→ **DATA SUPPLIED**
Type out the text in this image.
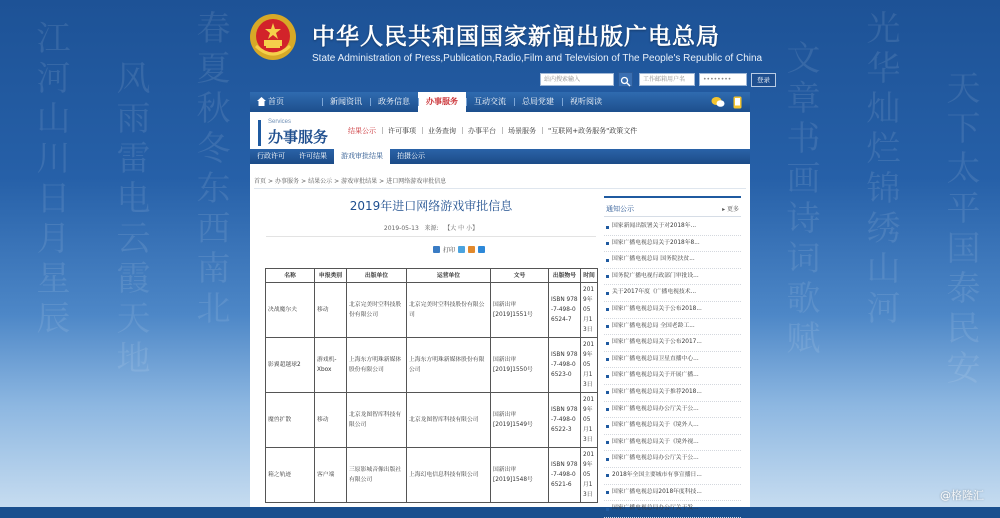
江河山川日月星辰 风雨雷电云霞天地 春夏秋冬东西南北	文章书画诗词歌赋 光华灿烂锦绣山河 天下太平国泰民安
中华人民共和国国家新闻出版广电总局
State Administration of Press,Publication,Radio,Film and Television of The People's Republic of China
站内搜索输入	工作邮箱用户名	••••••••	登录
首页	新闻资讯	政务信息	办事服务	互动交流	总局党建	视听阅读
Services
办事服务	结果公示	许可事项	业务查询	办事平台	场景服务	"互联网+政务服务"政策文件
行政许可	许可结果	游戏审批结果	拍摄公示
首页 > 办事服务 > 结果公示 > 游戏审批结果 > 进口网络游戏审批信息
2019年进口网络游戏审批信息
2019-05-13 来源: 【大 中 小】
打印
名称	申报类别	出版单位	运营单位	文号	出版物号	时间
决战魔尔夫	移动	北京完美时空科技股份有限公司	北京完美时空科技股份有限公司	国新出审[2019]1551号	ISBN 978-7-498-06524-7	2019年05月13日
影翼超越球2	游戏机-Xbox	上海东方明珠新媒体股份有限公司	上海东方明珠新媒体股份有限公司	国新出审[2019]1550号	ISBN 978-7-498-06523-0	2019年05月13日
魔兽扩散	移动	北京龙图智库科技有限公司	北京龙图智库科技有限公司	国新出审[2019]1549号	ISBN 978-7-498-06522-3	2019年05月13日
箱之轨迹	客户端	三原影城音像出版社有限公司	上海幻电信息科技有限公司	国新出审[2019]1548号	ISBN 978-7-498-06521-6	2019年05月13日
通知公示	▸ 更多
国家新闻出版署关于对2018年...
国家广播电视总局关于2018年8...
国家广播电视总局 国务院扶贫...
国务院广播电视行政部门审批设...
关于2017年度《广播电视技术...
国家广播电视总局关于公布2018...
国家广播电视总局 全国老龄工...
国家广播电视总局关于公布2017...
国家广播电视总局卫星直播中心...
国家广播电视总局关于开展广播...
国家广播电视总局关于推荐2018...
国家广播电视总局办公厅关于公...
国家广播电视总局关于《境外人...
国家广播电视总局关于《境外视...
国家广播电视总局办公厅关于公...
2018年全国主要城市有事宣播日...
国家广播电视总局2018年度科技...
国家广播电视总局办公厅关于发...
@格隆汇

→ **SET PROBLEM**
Select all lines with the word "办事服务" from the entries above.

→ **THE RESPONSE**
首页	新闻资讯	政务信息	办事服务	互动交流	总局党建	视听阅读
办事服务	结果公示	许可事项	业务查询	办事平台	场景服务	"互联网+政务服务"政策文件
首页 > 办事服务 > 结果公示 > 游戏审批结果 > 进口网络游戏审批信息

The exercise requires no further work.